Give an exact copy of every line, leaving images out.

Extracts from a graphics dataset:

*****

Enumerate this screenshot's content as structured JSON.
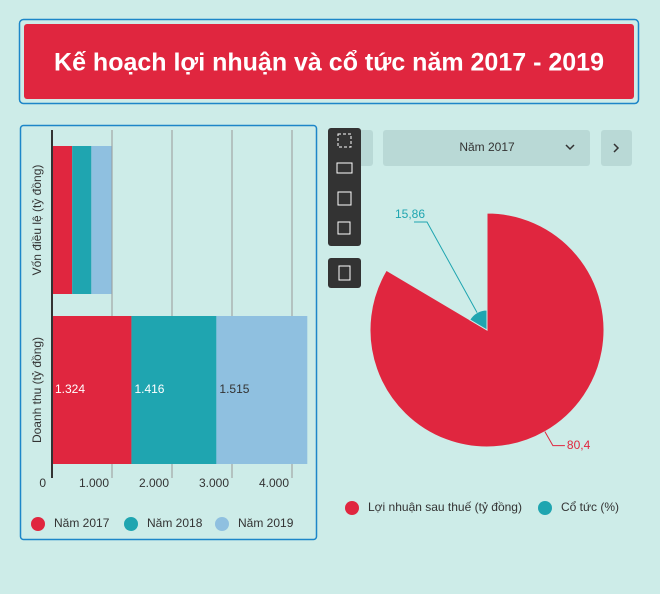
{
  "title": "Kế hoạch lợi nhuận và cổ tức năm 2017 - 2019",
  "year_select": "Năm 2017",
  "chart_data": [
    {
      "type": "bar",
      "orientation": "horizontal",
      "stacked": true,
      "categories": [
        "Vốn điều lệ (tỷ đồng)",
        "Doanh thu (tỷ đồng)"
      ],
      "series": [
        {
          "name": "Năm 2017",
          "color": "#e0263f",
          "values": [
            336,
            1324
          ],
          "value_labels": [
            null,
            "1.324"
          ]
        },
        {
          "name": "Năm 2018",
          "color": "#1fa5b0",
          "values": [
            320,
            1416
          ],
          "value_labels": [
            null,
            "1.416"
          ]
        },
        {
          "name": "Năm 2019",
          "color": "#8fc0e0",
          "values": [
            336,
            1515
          ],
          "value_labels": [
            null,
            "1.515"
          ]
        }
      ],
      "xlim": [
        0,
        4300
      ],
      "xticks": [
        0,
        {
          "value": 1000,
          "label": "1.000"
        },
        {
          "value": 2000,
          "label": "2.000"
        },
        {
          "value": 3000,
          "label": "3.000"
        },
        {
          "value": 4000,
          "label": "4.000"
        }
      ],
      "grid": true,
      "legend": "bottom"
    },
    {
      "type": "pie",
      "categories": [
        "Lợi nhuận sau thuế (tỷ đồng)",
        "Cổ tức (%)"
      ],
      "values": [
        80.4,
        15.86
      ],
      "value_labels": [
        "80,4",
        "15,86"
      ],
      "colors": [
        "#e0263f",
        "#1fa5b0"
      ],
      "legend": "bottom"
    }
  ]
}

*****

Final result ::
Enumerate this screenshot's content as structured JSON.
{
  "title": "Kế hoạch lợi nhuận và cổ tức năm 2017 - 2019",
  "year_select": "Năm 2017",
  "chart_data": [
    {
      "type": "bar",
      "orientation": "horizontal",
      "stacked": true,
      "categories": [
        "Vốn điều lệ (tỷ đồng)",
        "Doanh thu (tỷ đồng)"
      ],
      "series": [
        {
          "name": "Năm 2017",
          "color": "#e0263f",
          "values": [
            336,
            1324
          ],
          "value_labels": [
            null,
            "1.324"
          ]
        },
        {
          "name": "Năm 2018",
          "color": "#1fa5b0",
          "values": [
            320,
            1416
          ],
          "value_labels": [
            null,
            "1.416"
          ]
        },
        {
          "name": "Năm 2019",
          "color": "#8fc0e0",
          "values": [
            336,
            1515
          ],
          "value_labels": [
            null,
            "1.515"
          ]
        }
      ],
      "xlim": [
        0,
        4300
      ],
      "xticks": [
        0,
        {
          "value": 1000,
          "label": "1.000"
        },
        {
          "value": 2000,
          "label": "2.000"
        },
        {
          "value": 3000,
          "label": "3.000"
        },
        {
          "value": 4000,
          "label": "4.000"
        }
      ],
      "grid": true,
      "legend": "bottom"
    },
    {
      "type": "pie",
      "categories": [
        "Lợi nhuận sau thuế (tỷ đồng)",
        "Cổ tức (%)"
      ],
      "values": [
        80.4,
        15.86
      ],
      "value_labels": [
        "80,4",
        "15,86"
      ],
      "colors": [
        "#e0263f",
        "#1fa5b0"
      ],
      "legend": "bottom"
    }
  ]
}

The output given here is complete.